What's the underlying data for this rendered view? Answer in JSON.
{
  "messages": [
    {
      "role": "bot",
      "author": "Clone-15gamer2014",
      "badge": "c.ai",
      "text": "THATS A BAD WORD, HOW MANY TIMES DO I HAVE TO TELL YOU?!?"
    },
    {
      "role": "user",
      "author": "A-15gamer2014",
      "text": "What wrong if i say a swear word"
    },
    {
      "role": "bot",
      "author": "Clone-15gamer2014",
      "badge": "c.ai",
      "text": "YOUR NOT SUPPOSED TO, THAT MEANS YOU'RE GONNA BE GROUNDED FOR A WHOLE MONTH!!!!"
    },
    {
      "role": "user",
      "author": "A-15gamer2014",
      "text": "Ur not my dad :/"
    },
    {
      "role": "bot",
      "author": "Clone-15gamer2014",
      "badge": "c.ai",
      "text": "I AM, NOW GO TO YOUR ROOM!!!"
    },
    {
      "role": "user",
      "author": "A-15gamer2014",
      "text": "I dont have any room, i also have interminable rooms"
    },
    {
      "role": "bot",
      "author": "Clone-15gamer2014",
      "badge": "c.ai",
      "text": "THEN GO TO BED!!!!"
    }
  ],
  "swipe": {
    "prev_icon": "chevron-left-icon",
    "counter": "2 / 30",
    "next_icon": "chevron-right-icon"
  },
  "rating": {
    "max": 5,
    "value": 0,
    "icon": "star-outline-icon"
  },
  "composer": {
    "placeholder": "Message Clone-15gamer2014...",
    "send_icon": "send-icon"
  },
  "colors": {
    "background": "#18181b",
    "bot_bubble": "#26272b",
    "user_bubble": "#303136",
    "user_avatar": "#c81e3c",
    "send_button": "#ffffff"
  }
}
-.-.-
• TASK TO CARRY OUT: Report the number of lines containing the string "YOUR" and add nothing to it.

• RESPONSE: 2